─── Data provided
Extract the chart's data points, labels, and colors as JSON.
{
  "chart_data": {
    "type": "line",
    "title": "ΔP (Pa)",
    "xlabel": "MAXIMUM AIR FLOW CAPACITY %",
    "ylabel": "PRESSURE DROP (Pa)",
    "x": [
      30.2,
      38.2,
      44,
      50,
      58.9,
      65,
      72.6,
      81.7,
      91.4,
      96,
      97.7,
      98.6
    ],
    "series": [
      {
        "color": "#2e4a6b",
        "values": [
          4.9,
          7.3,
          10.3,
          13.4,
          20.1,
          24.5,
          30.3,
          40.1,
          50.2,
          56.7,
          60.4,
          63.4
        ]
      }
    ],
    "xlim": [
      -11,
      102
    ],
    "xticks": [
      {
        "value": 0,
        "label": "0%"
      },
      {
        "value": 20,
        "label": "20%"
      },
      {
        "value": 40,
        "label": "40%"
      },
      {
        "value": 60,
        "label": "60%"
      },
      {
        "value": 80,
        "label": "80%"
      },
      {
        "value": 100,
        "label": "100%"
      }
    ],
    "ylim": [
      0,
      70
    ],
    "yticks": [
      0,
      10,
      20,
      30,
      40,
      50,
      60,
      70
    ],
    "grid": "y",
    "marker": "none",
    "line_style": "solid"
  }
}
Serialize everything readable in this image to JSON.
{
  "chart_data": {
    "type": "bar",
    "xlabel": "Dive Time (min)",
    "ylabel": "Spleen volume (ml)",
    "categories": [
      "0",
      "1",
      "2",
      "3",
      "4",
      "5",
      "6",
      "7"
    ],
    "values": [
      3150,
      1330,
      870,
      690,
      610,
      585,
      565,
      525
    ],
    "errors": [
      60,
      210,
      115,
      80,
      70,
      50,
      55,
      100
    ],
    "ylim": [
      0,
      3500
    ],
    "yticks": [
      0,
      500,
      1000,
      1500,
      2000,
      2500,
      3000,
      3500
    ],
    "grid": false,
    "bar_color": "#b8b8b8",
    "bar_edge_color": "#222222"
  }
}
──────
• [What is required]: Transcribe all entries exactly as they are given.

• [Task answer]:
Extract the chart's data points, labels, and colors as JSON.
{
  "chart_data": {
    "type": "line",
    "title": "ΔP (Pa)",
    "xlabel": "MAXIMUM AIR FLOW CAPACITY %",
    "ylabel": "PRESSURE DROP (Pa)",
    "x": [
      30.2,
      38.2,
      44,
      50,
      58.9,
      65,
      72.6,
      81.7,
      91.4,
      96,
      97.7,
      98.6
    ],
    "series": [
      {
        "color": "#2e4a6b",
        "values": [
          4.9,
          7.3,
          10.3,
          13.4,
          20.1,
          24.5,
          30.3,
          40.1,
          50.2,
          56.7,
          60.4,
          63.4
        ]
      }
    ],
    "xlim": [
      -11,
      102
    ],
    "xticks": [
      {
        "value": 0,
        "label": "0%"
      },
      {
        "value": 20,
        "label": "20%"
      },
      {
        "value": 40,
        "label": "40%"
      },
      {
        "value": 60,
        "label": "60%"
      },
      {
        "value": 80,
        "label": "80%"
      },
      {
        "value": 100,
        "label": "100%"
      }
    ],
    "ylim": [
      0,
      70
    ],
    "yticks": [
      0,
      10,
      20,
      30,
      40,
      50,
      60,
      70
    ],
    "grid": "y",
    "marker": "none",
    "line_style": "solid"
  }
}
Serialize everything readable in this image to JSON.
{
  "chart_data": {
    "type": "bar",
    "xlabel": "Dive Time (min)",
    "ylabel": "Spleen volume (ml)",
    "categories": [
      "0",
      "1",
      "2",
      "3",
      "4",
      "5",
      "6",
      "7"
    ],
    "values": [
      3150,
      1330,
      870,
      690,
      610,
      585,
      565,
      525
    ],
    "errors": [
      60,
      210,
      115,
      80,
      70,
      50,
      55,
      100
    ],
    "ylim": [
      0,
      3500
    ],
    "yticks": [
      0,
      500,
      1000,
      1500,
      2000,
      2500,
      3000,
      3500
    ],
    "grid": false,
    "bar_color": "#b8b8b8",
    "bar_edge_color": "#222222"
  }
}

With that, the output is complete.